**Dataset items**
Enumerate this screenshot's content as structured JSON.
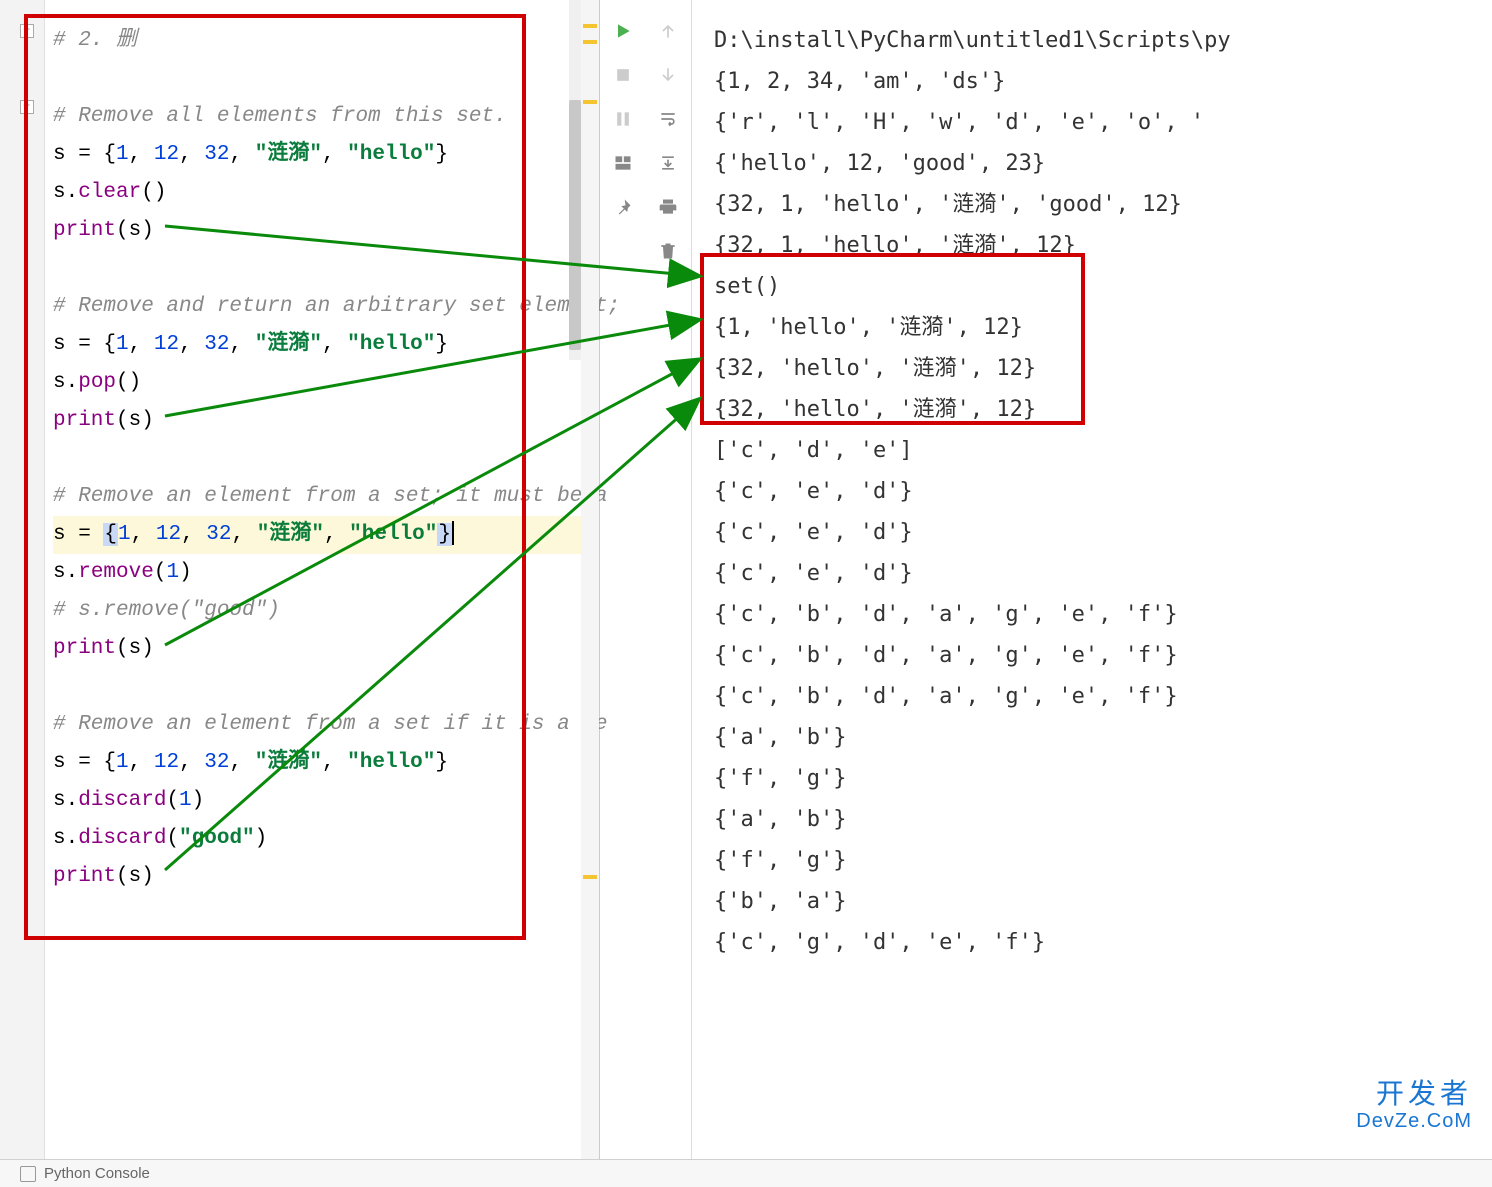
{
  "editor": {
    "comment_header": "# 2. 删",
    "c_clear": "# Remove all elements from this set.",
    "s_assign1_a": "s = {",
    "n1": "1",
    "sep": ", ",
    "n12": "12",
    "n32": "32",
    "str_li": "\"涟漪\"",
    "str_hello": "\"hello\"",
    "close": "}",
    "s_clear": "s.",
    "clear_fn": "clear",
    "paren": "()",
    "print": "print",
    "print_arg": "(s)",
    "c_pop": "# Remove and return an arbitrary set element;",
    "s_pop": "s.",
    "pop_fn": "pop",
    "c_remove": "# Remove an element from a set; it must be a",
    "s_remove": "s.",
    "remove_fn": "remove",
    "remove_arg": "(",
    "remove_one": "1",
    "remove_close": ")",
    "c_remove_good": "# s.remove(\"good\")",
    "c_discard": "# Remove an element from a set if it is a me",
    "s_discard": "s.",
    "discard_fn": "discard",
    "discard_good": "\"good\""
  },
  "output": {
    "path": "D:\\install\\PyCharm\\untitled1\\Scripts\\py",
    "l1": "{1, 2, 34, 'am', 'ds'}",
    "l2": "{'r', 'l', 'H', 'w', 'd', 'e', 'o', '",
    "l3": "{'hello', 12, 'good', 23}",
    "l4": "{32, 1, 'hello', '涟漪', 'good', 12}",
    "l5": "{32, 1, 'hello', '涟漪', 12}",
    "l6": "set()",
    "l7": "{1, 'hello', '涟漪', 12}",
    "l8": "{32, 'hello', '涟漪', 12}",
    "l9": "{32, 'hello', '涟漪', 12}",
    "l10": "['c', 'd', 'e']",
    "l11": "{'c', 'e', 'd'}",
    "l12": "{'c', 'e', 'd'}",
    "l13": "{'c', 'e', 'd'}",
    "l14": "{'c', 'b', 'd', 'a', 'g', 'e', 'f'}",
    "l15": "{'c', 'b', 'd', 'a', 'g', 'e', 'f'}",
    "l16": "{'c', 'b', 'd', 'a', 'g', 'e', 'f'}",
    "l17": "{'a', 'b'}",
    "l18": "{'f', 'g'}",
    "l19": "{'a', 'b'}",
    "l20": "{'f', 'g'}",
    "l21": "{'b', 'a'}",
    "l22": "{'c', 'g', 'd', 'e', 'f'}"
  },
  "watermark": {
    "cn": "开发者",
    "en": "DevZe.CoM"
  },
  "bottom": {
    "label": "Python Console"
  }
}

**Exercise**
Without the pictures, copy the material exactly as given.

**Solution to this task**
Enumerate this screenshot's content as structured JSON.
{
  "editor": {
    "comment_header": "# 2. 删",
    "c_clear": "# Remove all elements from this set.",
    "s_assign1_a": "s = {",
    "n1": "1",
    "sep": ", ",
    "n12": "12",
    "n32": "32",
    "str_li": "\"涟漪\"",
    "str_hello": "\"hello\"",
    "close": "}",
    "s_clear": "s.",
    "clear_fn": "clear",
    "paren": "()",
    "print": "print",
    "print_arg": "(s)",
    "c_pop": "# Remove and return an arbitrary set element;",
    "s_pop": "s.",
    "pop_fn": "pop",
    "c_remove": "# Remove an element from a set; it must be a",
    "s_remove": "s.",
    "remove_fn": "remove",
    "remove_arg": "(",
    "remove_one": "1",
    "remove_close": ")",
    "c_remove_good": "# s.remove(\"good\")",
    "c_discard": "# Remove an element from a set if it is a me",
    "s_discard": "s.",
    "discard_fn": "discard",
    "discard_good": "\"good\""
  },
  "output": {
    "path": "D:\\install\\PyCharm\\untitled1\\Scripts\\py",
    "l1": "{1, 2, 34, 'am', 'ds'}",
    "l2": "{'r', 'l', 'H', 'w', 'd', 'e', 'o', '",
    "l3": "{'hello', 12, 'good', 23}",
    "l4": "{32, 1, 'hello', '涟漪', 'good', 12}",
    "l5": "{32, 1, 'hello', '涟漪', 12}",
    "l6": "set()",
    "l7": "{1, 'hello', '涟漪', 12}",
    "l8": "{32, 'hello', '涟漪', 12}",
    "l9": "{32, 'hello', '涟漪', 12}",
    "l10": "['c', 'd', 'e']",
    "l11": "{'c', 'e', 'd'}",
    "l12": "{'c', 'e', 'd'}",
    "l13": "{'c', 'e', 'd'}",
    "l14": "{'c', 'b', 'd', 'a', 'g', 'e', 'f'}",
    "l15": "{'c', 'b', 'd', 'a', 'g', 'e', 'f'}",
    "l16": "{'c', 'b', 'd', 'a', 'g', 'e', 'f'}",
    "l17": "{'a', 'b'}",
    "l18": "{'f', 'g'}",
    "l19": "{'a', 'b'}",
    "l20": "{'f', 'g'}",
    "l21": "{'b', 'a'}",
    "l22": "{'c', 'g', 'd', 'e', 'f'}"
  },
  "watermark": {
    "cn": "开发者",
    "en": "DevZe.CoM"
  },
  "bottom": {
    "label": "Python Console"
  }
}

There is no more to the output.